## WHAT YOU HAVE TO DO
For this exercise, copy out each line of the material below that includes "Paul".

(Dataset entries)
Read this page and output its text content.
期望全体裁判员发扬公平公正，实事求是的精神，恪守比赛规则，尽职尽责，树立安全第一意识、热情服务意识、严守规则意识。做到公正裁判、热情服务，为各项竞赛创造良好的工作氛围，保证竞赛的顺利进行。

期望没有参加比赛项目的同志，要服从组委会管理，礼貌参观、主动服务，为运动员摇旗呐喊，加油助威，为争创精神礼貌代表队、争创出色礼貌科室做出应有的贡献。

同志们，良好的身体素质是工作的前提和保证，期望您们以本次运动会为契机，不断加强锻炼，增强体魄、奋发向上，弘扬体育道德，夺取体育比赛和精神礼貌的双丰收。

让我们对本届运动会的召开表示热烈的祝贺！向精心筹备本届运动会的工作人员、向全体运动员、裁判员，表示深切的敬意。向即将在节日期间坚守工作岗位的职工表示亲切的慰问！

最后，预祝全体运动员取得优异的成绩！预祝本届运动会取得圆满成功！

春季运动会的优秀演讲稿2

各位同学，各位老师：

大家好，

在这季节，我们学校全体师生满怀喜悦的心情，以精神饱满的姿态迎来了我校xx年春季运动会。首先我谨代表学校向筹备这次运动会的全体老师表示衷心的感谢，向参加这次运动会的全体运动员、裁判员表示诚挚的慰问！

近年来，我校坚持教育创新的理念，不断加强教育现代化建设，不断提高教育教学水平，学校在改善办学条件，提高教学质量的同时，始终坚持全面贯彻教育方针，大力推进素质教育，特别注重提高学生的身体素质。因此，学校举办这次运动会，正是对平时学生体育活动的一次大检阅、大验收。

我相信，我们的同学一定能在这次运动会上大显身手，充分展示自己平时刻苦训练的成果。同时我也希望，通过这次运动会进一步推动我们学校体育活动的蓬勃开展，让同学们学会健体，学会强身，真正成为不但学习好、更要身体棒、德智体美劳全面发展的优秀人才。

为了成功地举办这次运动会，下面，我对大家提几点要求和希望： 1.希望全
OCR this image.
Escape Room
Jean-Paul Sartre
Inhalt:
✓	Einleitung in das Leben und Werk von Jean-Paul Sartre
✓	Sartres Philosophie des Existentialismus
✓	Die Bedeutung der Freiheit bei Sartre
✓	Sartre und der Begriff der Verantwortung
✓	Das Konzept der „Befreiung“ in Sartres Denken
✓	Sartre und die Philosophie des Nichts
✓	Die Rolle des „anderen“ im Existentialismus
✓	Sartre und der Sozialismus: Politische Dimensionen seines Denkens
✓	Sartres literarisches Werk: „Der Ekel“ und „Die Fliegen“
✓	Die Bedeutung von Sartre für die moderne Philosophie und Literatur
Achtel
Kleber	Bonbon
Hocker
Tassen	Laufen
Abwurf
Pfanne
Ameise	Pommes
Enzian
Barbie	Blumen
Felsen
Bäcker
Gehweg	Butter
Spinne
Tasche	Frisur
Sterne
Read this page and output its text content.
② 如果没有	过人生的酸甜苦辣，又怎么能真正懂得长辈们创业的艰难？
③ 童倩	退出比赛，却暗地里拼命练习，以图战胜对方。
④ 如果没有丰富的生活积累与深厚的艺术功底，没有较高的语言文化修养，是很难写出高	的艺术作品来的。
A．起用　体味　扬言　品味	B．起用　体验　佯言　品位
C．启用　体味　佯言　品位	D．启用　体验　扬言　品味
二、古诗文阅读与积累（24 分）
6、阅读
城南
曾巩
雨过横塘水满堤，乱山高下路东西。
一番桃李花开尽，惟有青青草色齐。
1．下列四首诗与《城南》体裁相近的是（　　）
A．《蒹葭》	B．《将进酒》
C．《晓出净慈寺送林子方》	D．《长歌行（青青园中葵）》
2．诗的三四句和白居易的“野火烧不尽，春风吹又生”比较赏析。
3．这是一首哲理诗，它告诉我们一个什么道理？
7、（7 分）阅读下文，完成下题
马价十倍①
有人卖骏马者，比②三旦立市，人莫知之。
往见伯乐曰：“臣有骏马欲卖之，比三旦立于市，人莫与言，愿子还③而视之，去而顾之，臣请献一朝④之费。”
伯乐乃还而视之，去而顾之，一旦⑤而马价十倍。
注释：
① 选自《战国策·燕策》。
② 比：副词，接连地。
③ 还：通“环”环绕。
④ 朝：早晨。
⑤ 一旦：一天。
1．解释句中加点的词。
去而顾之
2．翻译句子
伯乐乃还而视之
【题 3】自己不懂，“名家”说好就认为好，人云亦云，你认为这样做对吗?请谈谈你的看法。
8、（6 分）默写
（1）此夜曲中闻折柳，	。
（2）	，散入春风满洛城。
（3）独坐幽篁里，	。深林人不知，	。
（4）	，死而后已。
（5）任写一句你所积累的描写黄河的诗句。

## EXERCISE OUTPUT
Jean-Paul Sartre
✓	Einleitung in das Leben und Werk von Jean-Paul Sartre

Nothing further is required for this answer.